Therefore, attention goes especially to the marine areas, precisely those that, partly because of fast fashion, are found in degraded conditions, where there is a lack of biodiversity due to human activities. In fact, we have already explained that microplastics from textile fibers disperse into the water: this is not the only factor that leads to water pollution. Our clothes have an impact on the environment throughout their entire lifecycle, from the raw textile fibers and materials used for the production, to the chemicals utilized both at the production stage by factories and later, by consumers, in order to wash and treat the items: this has devastating consequences including loss of biodiversity and damage to ecosystems. 

Fashion is indeed one of the most complex and thorny topics when it comes to climate change: the price of fast fashion does not have a burden solely on the environment and on biodiversity, but also on the workers and the animals. As a matter of fact, production plants are very often delocalized and relocated to countries where it is easier to find exploitation and violation of human and civil rights.

One clear example is the 2013 Rana Plaza factory collapse. Moreover, with regard to animals, not only can the underlying concept be disagreed with – using them as if they were at our complete disposal, even when alternative solutions exist – but also, in this case too, production processes utilize brutal and unsustainable practices. 

The “gentrification of used goods”

There are several solutions, the first of which would be to decrease production and buy more second-hand clothes. This would curb the exploitation of raw materials and cushion the harmful consequences of producing such a large amount of garments. In addition, buying used clothes would help recover the waste which, instead of ending up in landfills or dispersed in the environment, would be put back into circulation for a longer period of time. This would also help “falling within the environmental costs” given by their production.

== Excerpted records ==
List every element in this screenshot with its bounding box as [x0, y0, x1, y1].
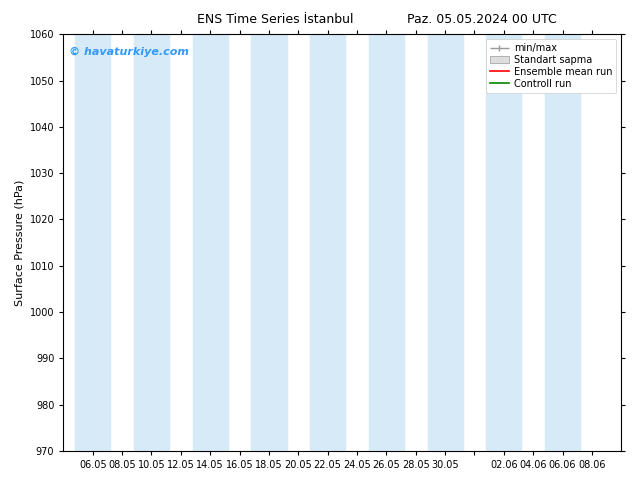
Bar [427, 34, 463, 451]
Bar [369, 34, 404, 451]
Y-axis label: Surface Pressure (hPa): Surface Pressure (hPa) [14, 179, 24, 306]
Legend: min/max, Standart sapma, Ensemble mean run, Controll run: min/max, Standart sapma, Ensemble mean r… [486, 39, 616, 93]
Bar [75, 34, 110, 451]
Bar [251, 34, 287, 451]
Bar [193, 34, 228, 451]
Bar [134, 34, 169, 451]
Text: Paz. 05.05.2024 00 UTC: Paz. 05.05.2024 00 UTC [407, 13, 557, 26]
Bar [545, 34, 580, 451]
Text: ENS Time Series İstanbul: ENS Time Series İstanbul [197, 13, 354, 26]
Text: © havaturkiye.com: © havaturkiye.com [69, 47, 189, 57]
Bar [486, 34, 522, 451]
Bar [310, 34, 346, 451]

== What the exercise asks ==
What event does the fashion text give as one clear example of worker exploitation? The records are separate material and have nothing to do with the fashion text.

== Exercise response ==
The 2013 Rana Plaza factory collapse.